EXERCISE INPUTS:
_ _ _ _ _ _ _

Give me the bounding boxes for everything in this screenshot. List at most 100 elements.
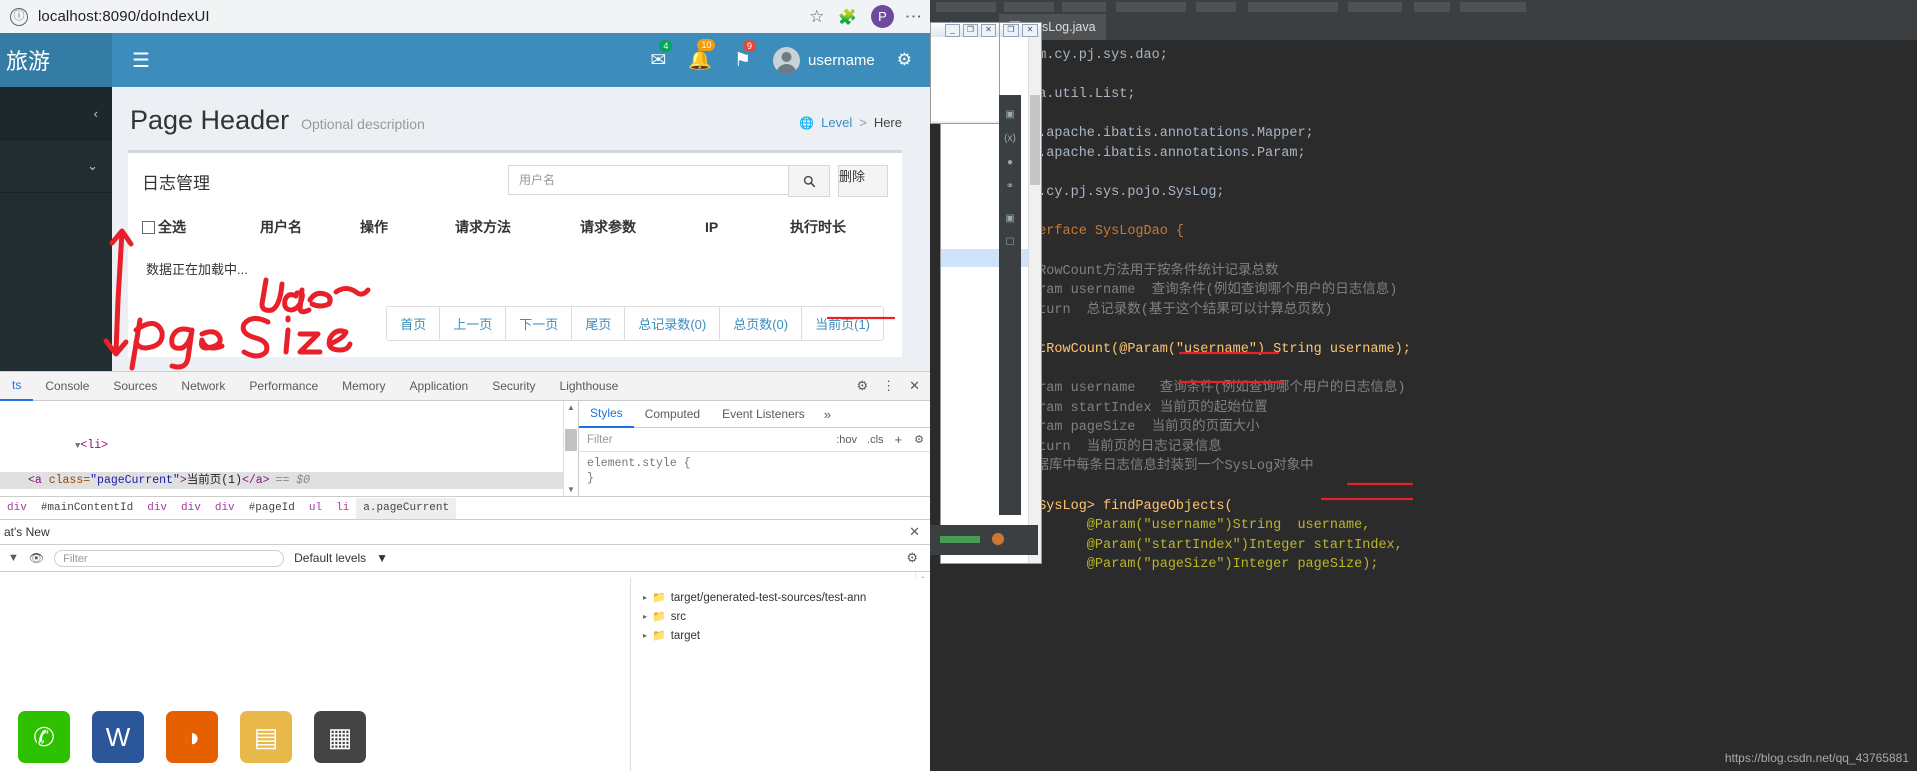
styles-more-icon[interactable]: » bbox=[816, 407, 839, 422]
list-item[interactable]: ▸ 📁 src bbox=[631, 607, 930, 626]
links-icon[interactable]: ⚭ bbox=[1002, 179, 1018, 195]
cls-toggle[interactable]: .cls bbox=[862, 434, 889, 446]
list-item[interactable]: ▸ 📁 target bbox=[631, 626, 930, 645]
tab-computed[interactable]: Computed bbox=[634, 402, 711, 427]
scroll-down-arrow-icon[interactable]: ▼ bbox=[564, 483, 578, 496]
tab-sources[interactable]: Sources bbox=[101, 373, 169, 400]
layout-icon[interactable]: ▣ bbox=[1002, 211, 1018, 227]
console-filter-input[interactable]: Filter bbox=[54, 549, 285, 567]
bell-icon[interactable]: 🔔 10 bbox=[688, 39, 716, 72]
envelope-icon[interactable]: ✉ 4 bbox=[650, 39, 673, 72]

_ _ _ _ _ _ _

Print every line of the records above character for character, leaving out the picture.

Give me the bounding boxes for everything in this screenshot. List at most 100 elements.
styles-more-icon[interactable]: » bbox=[816, 407, 839, 422]
list-item[interactable]: ▸ 📁 src bbox=[631, 607, 930, 626]
links-icon[interactable]: ⚭ bbox=[1002, 179, 1018, 195]
cls-toggle[interactable]: .cls bbox=[862, 434, 889, 446]
list-item[interactable]: ▸ 📁 target bbox=[631, 626, 930, 645]
tab-computed[interactable]: Computed bbox=[634, 402, 711, 427]
scroll-down-arrow-icon[interactable]: ▼ bbox=[564, 483, 578, 496]
tab-sources[interactable]: Sources bbox=[101, 373, 169, 400]
layout-icon[interactable]: ▣ bbox=[1002, 211, 1018, 227]
console-filter-input[interactable]: Filter bbox=[54, 549, 285, 567]
bell-icon[interactable]: 🔔 10 bbox=[688, 39, 716, 72]
envelope-icon[interactable]: ✉ 4 bbox=[650, 39, 673, 72]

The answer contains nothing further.